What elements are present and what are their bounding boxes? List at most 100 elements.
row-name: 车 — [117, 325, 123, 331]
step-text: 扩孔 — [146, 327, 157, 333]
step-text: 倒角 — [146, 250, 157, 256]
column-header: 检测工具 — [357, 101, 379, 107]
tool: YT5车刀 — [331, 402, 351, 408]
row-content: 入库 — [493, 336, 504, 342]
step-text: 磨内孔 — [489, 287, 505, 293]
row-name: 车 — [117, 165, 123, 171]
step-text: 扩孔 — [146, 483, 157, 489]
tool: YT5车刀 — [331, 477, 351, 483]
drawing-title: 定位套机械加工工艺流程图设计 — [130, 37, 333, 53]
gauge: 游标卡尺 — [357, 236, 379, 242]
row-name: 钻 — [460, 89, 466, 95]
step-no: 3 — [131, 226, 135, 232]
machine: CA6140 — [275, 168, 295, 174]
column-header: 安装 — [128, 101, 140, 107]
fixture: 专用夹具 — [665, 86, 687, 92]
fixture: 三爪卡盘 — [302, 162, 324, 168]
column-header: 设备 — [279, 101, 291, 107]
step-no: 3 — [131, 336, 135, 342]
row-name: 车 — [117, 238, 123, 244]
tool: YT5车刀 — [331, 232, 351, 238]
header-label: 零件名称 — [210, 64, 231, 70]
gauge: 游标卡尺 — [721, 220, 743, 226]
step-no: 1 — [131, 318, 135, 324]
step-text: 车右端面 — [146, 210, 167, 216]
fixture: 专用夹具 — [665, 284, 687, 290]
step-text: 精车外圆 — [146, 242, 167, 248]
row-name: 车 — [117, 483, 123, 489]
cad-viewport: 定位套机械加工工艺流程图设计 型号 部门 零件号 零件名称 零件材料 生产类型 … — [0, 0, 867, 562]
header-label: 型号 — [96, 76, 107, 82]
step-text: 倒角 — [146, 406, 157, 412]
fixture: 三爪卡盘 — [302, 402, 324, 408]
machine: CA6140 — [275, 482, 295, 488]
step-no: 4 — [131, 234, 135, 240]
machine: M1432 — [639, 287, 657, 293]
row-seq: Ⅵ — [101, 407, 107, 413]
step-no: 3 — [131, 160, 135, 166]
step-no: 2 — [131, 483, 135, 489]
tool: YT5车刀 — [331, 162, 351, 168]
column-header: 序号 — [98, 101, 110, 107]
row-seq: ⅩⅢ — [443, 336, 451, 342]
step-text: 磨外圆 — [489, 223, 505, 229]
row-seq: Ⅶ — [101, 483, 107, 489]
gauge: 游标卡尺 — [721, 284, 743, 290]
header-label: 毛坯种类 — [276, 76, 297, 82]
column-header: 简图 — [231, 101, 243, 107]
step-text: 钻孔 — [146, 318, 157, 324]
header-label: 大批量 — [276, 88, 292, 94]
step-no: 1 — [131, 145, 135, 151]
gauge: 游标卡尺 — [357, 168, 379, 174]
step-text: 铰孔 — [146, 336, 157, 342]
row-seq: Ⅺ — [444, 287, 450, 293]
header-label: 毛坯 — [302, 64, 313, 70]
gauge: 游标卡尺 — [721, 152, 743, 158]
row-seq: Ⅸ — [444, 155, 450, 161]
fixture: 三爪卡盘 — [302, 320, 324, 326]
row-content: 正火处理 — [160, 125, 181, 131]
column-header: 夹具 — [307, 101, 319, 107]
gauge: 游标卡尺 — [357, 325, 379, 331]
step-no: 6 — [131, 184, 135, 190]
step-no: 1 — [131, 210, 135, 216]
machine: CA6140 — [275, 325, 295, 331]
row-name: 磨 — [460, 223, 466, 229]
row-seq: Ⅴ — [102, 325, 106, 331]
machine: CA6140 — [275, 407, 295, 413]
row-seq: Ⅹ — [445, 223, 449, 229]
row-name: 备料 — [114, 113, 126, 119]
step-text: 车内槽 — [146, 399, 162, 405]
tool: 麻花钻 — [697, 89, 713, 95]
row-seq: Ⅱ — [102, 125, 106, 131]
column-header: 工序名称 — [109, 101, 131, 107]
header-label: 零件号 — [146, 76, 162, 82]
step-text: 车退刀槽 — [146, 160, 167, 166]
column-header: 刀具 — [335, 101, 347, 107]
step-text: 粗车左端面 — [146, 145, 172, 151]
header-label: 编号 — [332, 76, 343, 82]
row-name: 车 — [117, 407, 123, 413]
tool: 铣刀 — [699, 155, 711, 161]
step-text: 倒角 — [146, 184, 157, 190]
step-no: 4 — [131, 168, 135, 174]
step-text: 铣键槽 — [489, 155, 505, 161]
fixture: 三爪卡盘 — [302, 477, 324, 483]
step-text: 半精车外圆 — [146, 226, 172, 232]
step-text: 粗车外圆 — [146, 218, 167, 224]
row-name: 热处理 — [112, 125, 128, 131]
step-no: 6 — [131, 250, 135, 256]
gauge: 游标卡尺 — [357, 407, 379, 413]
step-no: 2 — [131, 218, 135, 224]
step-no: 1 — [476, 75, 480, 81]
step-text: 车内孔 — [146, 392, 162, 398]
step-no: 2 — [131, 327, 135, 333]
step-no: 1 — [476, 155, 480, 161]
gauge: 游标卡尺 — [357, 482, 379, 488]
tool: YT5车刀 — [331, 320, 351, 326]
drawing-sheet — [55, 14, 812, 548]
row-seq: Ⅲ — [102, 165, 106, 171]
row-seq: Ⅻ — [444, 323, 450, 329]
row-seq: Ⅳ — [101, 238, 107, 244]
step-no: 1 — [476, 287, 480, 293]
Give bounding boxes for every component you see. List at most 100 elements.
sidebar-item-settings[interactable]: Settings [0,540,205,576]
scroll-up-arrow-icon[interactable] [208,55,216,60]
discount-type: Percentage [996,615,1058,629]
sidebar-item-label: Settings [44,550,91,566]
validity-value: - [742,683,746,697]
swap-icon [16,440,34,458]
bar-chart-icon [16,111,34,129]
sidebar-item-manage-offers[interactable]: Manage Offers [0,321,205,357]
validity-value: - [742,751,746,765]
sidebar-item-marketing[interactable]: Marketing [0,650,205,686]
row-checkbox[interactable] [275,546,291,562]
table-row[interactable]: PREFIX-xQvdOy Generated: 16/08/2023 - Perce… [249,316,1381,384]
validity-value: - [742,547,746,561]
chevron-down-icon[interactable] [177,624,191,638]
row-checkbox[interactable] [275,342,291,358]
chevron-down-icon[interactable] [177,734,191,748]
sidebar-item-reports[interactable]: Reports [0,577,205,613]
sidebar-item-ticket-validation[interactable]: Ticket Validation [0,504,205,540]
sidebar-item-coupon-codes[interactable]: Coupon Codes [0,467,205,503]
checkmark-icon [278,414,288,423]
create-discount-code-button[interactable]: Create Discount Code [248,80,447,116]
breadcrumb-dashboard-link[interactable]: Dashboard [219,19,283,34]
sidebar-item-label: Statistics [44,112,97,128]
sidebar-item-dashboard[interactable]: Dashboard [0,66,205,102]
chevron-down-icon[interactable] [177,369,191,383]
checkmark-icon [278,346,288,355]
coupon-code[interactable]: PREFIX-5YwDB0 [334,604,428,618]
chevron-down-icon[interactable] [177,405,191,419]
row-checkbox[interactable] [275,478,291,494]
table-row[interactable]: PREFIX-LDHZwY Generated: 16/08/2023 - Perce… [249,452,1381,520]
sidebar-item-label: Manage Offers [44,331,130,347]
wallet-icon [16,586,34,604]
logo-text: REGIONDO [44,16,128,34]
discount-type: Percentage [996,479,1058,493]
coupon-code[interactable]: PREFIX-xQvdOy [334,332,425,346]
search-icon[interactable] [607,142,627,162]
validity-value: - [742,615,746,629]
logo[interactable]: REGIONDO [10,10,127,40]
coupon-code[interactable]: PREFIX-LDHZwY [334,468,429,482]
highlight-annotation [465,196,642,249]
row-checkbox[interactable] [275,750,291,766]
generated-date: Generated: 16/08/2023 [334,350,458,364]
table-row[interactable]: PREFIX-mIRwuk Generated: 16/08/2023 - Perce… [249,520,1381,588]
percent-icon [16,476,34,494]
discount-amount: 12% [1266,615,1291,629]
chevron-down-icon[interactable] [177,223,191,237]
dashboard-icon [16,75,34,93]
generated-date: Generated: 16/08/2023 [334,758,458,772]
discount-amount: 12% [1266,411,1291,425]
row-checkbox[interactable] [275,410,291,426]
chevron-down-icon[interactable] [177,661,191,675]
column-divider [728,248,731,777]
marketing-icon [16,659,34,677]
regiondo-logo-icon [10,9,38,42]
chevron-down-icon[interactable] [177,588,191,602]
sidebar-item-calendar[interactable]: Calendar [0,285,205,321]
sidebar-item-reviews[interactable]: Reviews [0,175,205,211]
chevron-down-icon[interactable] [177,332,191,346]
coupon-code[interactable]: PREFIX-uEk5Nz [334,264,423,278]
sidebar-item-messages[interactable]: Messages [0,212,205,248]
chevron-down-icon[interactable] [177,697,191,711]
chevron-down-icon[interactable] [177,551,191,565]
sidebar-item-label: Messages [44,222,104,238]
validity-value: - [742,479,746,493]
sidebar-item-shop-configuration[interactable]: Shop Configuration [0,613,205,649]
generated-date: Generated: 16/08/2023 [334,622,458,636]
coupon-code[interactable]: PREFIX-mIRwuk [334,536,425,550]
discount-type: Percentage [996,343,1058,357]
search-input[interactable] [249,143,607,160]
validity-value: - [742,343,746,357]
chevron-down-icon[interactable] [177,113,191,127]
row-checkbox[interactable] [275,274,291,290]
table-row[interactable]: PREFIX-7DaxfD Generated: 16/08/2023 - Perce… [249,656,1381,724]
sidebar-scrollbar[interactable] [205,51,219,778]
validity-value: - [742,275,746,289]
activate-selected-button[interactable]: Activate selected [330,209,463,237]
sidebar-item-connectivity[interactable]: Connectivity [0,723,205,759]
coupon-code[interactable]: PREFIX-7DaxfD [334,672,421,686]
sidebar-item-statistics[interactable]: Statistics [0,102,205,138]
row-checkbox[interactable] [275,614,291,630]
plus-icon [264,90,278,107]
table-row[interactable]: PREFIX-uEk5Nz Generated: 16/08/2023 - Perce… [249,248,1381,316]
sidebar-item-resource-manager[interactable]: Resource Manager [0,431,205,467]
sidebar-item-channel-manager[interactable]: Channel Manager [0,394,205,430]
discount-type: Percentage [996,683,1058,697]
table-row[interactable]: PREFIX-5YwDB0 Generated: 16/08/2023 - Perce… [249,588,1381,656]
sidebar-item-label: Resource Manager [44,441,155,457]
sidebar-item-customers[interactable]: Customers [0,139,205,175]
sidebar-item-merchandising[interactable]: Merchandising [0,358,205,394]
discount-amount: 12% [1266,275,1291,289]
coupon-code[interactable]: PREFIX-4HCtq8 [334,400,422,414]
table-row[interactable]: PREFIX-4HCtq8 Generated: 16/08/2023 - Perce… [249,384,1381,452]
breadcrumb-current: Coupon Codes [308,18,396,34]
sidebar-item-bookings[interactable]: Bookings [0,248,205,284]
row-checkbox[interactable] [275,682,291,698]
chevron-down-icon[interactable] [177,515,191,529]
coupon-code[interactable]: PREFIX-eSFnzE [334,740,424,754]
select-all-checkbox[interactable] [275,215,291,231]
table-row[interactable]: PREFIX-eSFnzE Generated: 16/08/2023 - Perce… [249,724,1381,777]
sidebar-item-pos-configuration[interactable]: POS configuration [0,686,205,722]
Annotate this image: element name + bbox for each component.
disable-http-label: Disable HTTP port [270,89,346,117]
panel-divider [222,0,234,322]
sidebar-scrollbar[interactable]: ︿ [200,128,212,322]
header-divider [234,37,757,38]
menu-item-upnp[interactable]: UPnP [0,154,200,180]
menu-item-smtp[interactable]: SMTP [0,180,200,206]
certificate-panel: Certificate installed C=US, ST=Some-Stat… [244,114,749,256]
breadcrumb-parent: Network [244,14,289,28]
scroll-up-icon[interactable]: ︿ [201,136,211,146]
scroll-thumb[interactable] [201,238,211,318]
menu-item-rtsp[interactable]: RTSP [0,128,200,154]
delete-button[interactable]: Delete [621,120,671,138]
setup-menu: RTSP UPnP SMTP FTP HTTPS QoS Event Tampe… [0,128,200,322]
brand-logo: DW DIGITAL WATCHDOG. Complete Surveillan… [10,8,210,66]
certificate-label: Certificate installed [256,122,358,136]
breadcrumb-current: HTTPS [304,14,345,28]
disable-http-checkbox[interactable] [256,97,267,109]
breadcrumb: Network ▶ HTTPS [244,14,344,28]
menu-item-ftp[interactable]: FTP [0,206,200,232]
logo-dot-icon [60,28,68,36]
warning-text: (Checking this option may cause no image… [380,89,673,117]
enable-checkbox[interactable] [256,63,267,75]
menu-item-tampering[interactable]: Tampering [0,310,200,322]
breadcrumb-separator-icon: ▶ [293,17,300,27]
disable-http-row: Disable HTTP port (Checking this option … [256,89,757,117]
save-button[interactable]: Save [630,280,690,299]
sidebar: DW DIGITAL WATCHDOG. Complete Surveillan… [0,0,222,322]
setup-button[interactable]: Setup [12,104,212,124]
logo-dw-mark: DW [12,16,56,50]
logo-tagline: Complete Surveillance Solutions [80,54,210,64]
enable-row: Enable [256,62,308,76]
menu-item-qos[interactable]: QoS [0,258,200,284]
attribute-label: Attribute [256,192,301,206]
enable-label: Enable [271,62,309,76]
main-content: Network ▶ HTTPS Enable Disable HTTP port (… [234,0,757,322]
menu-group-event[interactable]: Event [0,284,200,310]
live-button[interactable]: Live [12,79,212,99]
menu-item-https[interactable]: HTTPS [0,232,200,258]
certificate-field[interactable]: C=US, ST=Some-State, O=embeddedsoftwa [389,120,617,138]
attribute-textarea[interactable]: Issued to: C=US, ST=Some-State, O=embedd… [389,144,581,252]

Exercise goal — Retype the data above without any changes, beginning with its first line and continuing through the line that contains "header-label: 零件名称 — [210, 64, 231, 70]".

The solution —
What elements are present and what are their bounding boxes? List at most 100 elements.
row-name: 车 — [117, 325, 123, 331]
step-text: 扩孔 — [146, 327, 157, 333]
step-text: 倒角 — [146, 250, 157, 256]
column-header: 检测工具 — [357, 101, 379, 107]
tool: YT5车刀 — [331, 402, 351, 408]
row-content: 入库 — [493, 336, 504, 342]
step-text: 磨内孔 — [489, 287, 505, 293]
row-name: 车 — [117, 165, 123, 171]
step-text: 扩孔 — [146, 483, 157, 489]
tool: YT5车刀 — [331, 477, 351, 483]
drawing-title: 定位套机械加工工艺流程图设计 — [130, 37, 333, 53]
gauge: 游标卡尺 — [357, 236, 379, 242]
row-name: 钻 — [460, 89, 466, 95]
step-no: 3 — [131, 226, 135, 232]
machine: CA6140 — [275, 168, 295, 174]
column-header: 安装 — [128, 101, 140, 107]
fixture: 专用夹具 — [665, 86, 687, 92]
fixture: 三爪卡盘 — [302, 162, 324, 168]
column-header: 设备 — [279, 101, 291, 107]
step-no: 3 — [131, 336, 135, 342]
row-name: 车 — [117, 238, 123, 244]
tool: YT5车刀 — [331, 232, 351, 238]
header-label: 零件名称 — [210, 64, 231, 70]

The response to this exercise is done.